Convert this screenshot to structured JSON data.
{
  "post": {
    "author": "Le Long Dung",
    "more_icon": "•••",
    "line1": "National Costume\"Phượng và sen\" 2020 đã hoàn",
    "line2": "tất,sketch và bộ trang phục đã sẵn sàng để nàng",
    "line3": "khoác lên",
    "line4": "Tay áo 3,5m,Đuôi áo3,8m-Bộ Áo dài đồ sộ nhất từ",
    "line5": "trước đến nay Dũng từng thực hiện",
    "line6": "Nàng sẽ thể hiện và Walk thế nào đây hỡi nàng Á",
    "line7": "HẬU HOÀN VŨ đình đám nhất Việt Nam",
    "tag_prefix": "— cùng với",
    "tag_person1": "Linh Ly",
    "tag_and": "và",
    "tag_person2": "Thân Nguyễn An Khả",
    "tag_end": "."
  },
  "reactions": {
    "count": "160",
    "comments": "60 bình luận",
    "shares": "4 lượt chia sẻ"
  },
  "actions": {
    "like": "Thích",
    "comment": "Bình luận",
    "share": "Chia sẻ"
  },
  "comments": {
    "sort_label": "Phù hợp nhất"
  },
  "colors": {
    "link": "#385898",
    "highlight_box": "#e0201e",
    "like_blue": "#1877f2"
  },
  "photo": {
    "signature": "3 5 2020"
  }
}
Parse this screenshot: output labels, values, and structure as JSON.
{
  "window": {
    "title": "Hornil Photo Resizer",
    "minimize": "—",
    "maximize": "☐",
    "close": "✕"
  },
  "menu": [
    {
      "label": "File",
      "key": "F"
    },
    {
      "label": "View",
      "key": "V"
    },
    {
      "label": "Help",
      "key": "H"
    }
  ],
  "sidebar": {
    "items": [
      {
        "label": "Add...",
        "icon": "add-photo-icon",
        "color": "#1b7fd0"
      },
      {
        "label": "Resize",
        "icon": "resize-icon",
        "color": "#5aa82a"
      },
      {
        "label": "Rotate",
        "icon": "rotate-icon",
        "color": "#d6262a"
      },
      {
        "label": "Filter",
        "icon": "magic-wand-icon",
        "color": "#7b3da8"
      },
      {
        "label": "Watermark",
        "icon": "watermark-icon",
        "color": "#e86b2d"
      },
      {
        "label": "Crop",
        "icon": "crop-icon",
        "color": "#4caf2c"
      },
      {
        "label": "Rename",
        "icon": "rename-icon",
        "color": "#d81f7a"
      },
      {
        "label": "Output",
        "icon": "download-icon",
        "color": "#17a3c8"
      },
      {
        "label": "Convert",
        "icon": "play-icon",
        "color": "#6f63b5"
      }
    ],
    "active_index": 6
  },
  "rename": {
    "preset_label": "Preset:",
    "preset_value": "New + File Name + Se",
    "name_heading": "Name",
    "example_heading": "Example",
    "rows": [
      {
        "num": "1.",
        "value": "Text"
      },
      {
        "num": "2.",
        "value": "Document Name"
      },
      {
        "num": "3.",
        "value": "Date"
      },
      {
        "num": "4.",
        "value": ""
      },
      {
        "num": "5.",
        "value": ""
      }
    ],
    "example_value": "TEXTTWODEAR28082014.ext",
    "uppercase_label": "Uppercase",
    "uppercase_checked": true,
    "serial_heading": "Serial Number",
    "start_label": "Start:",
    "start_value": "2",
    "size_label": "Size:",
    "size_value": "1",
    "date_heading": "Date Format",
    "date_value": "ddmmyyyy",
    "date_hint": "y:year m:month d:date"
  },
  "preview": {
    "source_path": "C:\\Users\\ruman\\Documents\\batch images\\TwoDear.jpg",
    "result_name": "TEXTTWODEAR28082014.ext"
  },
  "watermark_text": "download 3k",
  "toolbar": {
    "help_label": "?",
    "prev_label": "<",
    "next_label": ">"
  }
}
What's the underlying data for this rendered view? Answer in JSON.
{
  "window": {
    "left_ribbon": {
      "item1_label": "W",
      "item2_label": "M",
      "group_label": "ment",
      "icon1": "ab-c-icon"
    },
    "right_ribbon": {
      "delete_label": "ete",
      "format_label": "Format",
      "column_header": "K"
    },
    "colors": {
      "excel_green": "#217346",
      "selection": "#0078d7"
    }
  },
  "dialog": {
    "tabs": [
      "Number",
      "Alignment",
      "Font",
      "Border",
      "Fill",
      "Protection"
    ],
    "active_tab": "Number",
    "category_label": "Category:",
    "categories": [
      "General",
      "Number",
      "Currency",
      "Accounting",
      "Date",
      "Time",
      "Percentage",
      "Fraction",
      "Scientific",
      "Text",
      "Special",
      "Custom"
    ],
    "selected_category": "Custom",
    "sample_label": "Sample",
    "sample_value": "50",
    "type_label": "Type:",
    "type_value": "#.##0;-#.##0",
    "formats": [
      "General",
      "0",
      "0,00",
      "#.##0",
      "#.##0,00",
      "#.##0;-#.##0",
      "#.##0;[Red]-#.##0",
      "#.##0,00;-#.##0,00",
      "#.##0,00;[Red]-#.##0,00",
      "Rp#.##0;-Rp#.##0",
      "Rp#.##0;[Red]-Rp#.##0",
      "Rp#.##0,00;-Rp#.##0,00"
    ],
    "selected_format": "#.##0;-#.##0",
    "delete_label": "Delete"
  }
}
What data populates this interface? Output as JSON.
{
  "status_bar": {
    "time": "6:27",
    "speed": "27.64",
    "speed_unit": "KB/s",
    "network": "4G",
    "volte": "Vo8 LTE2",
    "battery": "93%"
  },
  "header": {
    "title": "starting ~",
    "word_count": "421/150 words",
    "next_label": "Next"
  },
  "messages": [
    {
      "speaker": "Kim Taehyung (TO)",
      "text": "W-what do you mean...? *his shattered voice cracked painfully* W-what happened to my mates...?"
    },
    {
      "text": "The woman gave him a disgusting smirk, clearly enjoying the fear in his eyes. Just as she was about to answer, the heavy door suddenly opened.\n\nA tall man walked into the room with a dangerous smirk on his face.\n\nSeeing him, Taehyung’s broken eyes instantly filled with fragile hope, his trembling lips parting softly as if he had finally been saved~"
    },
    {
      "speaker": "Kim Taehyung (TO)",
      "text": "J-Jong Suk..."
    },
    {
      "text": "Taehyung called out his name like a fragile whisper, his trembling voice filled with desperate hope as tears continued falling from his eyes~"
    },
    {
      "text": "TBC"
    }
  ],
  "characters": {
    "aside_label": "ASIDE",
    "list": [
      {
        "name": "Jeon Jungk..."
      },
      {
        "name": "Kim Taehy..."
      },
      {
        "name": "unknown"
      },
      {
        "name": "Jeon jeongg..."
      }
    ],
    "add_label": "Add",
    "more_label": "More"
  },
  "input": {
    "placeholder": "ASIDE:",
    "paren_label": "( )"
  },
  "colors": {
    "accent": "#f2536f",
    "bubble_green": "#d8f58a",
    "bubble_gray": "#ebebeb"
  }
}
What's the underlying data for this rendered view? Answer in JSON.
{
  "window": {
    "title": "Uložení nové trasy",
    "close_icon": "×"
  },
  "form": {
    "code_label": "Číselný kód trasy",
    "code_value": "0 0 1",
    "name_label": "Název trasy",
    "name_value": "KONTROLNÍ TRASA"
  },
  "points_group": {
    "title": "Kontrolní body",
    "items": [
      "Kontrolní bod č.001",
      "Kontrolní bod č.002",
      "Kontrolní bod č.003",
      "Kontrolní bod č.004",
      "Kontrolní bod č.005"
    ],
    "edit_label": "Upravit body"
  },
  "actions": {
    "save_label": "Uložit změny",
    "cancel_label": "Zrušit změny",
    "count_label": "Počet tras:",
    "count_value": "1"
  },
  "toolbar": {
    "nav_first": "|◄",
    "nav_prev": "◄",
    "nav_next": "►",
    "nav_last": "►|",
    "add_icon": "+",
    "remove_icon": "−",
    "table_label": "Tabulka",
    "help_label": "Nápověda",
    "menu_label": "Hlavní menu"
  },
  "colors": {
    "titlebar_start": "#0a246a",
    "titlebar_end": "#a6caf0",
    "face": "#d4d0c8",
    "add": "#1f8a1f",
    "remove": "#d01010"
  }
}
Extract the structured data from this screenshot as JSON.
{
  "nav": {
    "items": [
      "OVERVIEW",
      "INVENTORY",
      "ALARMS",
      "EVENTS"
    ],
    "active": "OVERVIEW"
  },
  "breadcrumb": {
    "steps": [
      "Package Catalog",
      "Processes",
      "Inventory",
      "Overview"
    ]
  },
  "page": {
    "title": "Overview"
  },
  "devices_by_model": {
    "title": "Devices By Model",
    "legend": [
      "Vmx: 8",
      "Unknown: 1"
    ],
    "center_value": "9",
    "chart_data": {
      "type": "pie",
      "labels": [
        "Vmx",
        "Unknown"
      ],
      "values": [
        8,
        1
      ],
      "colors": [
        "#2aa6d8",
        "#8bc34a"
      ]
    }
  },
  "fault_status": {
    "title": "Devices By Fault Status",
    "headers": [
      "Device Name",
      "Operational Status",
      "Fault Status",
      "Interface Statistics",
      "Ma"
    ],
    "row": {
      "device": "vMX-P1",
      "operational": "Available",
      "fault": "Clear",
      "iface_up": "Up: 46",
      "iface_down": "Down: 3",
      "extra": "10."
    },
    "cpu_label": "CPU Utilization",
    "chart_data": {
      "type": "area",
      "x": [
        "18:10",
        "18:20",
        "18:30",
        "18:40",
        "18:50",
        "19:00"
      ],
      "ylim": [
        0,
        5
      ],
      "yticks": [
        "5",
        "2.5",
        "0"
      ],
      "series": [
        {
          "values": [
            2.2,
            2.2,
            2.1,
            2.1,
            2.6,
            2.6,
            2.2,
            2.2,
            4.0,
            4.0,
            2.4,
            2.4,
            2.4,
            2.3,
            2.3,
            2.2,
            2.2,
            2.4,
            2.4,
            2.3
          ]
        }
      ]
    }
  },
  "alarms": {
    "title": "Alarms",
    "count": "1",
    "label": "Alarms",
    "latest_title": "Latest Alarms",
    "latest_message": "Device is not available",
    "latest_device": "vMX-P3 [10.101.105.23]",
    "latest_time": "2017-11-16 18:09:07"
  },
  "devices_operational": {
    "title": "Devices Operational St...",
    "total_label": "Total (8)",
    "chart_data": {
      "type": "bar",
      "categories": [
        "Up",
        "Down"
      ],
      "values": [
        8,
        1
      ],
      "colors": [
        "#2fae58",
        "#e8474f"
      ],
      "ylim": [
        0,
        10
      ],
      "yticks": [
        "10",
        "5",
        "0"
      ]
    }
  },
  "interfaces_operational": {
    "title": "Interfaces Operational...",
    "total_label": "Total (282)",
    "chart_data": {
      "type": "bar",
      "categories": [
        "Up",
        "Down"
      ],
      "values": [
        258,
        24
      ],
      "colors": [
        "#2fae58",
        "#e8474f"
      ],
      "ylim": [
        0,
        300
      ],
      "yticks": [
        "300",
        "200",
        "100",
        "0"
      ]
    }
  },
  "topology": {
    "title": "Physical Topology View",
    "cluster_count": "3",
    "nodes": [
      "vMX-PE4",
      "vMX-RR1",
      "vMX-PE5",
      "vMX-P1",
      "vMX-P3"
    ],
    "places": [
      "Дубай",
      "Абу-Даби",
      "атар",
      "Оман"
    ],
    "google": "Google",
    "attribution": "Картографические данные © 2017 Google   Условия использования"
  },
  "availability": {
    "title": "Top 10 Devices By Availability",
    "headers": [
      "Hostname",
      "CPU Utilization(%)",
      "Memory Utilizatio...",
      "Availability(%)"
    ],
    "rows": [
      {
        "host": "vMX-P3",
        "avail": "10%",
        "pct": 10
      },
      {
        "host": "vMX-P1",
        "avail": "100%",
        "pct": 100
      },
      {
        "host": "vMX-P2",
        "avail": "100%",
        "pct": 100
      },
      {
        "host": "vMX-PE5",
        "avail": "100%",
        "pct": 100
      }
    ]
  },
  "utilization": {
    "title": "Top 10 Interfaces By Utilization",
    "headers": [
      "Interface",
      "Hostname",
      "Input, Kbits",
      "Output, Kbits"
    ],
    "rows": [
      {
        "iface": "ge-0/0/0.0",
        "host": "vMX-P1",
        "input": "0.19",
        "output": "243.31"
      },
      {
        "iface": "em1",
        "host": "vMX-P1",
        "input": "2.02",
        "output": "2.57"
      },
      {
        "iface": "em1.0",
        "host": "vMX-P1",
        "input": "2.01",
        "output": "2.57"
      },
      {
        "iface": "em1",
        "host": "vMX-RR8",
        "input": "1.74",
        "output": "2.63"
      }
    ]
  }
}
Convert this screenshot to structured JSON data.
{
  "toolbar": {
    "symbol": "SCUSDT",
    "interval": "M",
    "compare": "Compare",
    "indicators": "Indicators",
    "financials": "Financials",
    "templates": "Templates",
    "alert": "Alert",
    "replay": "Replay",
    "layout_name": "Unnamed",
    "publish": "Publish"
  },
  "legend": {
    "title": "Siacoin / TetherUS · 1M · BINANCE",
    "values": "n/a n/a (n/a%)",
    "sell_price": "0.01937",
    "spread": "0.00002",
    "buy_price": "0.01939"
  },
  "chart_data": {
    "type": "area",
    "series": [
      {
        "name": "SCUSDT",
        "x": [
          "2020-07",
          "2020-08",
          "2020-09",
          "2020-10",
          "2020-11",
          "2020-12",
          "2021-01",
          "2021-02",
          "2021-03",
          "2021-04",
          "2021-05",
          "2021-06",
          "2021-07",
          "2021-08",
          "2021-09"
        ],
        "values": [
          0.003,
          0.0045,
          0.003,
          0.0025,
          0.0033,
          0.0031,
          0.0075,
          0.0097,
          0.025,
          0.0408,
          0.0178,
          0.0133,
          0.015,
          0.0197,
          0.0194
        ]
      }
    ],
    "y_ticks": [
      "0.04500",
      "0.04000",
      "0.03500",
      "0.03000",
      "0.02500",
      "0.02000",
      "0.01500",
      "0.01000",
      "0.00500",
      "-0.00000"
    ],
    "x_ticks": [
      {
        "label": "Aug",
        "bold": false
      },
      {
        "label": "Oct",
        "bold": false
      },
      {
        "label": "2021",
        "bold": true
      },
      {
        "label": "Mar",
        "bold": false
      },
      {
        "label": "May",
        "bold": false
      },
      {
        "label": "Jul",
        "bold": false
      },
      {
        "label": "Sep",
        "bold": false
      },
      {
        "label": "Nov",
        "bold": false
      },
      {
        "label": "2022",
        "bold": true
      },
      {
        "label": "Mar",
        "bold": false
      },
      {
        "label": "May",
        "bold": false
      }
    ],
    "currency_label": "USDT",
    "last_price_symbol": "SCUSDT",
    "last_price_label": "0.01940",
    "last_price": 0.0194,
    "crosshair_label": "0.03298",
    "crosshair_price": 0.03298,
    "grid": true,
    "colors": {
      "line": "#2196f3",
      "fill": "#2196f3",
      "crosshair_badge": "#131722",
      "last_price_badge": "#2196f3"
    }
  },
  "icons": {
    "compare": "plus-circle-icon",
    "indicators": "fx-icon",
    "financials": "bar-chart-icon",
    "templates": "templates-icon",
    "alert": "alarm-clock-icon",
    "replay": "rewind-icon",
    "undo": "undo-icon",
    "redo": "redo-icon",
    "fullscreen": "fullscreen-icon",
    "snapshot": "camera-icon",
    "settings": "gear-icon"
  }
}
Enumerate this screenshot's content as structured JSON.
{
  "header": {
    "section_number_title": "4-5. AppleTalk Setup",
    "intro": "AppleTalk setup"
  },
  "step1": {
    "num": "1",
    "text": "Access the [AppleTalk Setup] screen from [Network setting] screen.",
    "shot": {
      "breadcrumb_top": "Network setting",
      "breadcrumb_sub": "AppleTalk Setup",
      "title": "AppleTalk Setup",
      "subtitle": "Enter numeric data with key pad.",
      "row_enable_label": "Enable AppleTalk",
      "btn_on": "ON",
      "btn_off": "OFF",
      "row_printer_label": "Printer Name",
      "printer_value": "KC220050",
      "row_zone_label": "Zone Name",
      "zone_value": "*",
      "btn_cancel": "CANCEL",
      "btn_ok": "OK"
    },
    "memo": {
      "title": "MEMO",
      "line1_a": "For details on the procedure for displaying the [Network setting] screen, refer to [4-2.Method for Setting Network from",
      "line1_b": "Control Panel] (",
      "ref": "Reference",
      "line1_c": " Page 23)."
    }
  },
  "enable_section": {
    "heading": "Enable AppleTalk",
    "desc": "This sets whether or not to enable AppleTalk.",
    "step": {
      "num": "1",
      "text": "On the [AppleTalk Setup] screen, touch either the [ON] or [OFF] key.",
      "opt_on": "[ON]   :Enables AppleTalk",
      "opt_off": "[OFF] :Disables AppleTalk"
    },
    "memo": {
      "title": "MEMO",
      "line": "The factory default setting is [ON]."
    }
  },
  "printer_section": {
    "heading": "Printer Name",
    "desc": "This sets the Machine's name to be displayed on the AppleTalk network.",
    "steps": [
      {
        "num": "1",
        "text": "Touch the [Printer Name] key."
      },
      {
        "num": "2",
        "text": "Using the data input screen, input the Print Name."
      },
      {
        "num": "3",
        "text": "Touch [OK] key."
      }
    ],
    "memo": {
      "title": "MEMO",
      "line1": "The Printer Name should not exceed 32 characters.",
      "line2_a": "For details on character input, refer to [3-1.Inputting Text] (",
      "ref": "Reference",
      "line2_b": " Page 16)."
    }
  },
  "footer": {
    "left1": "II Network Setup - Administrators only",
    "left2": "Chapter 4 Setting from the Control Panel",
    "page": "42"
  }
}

★ ★ ★ ★

What is expected –
State how many lines of the records hold the string "nhất", and nothing else.

The reply –
3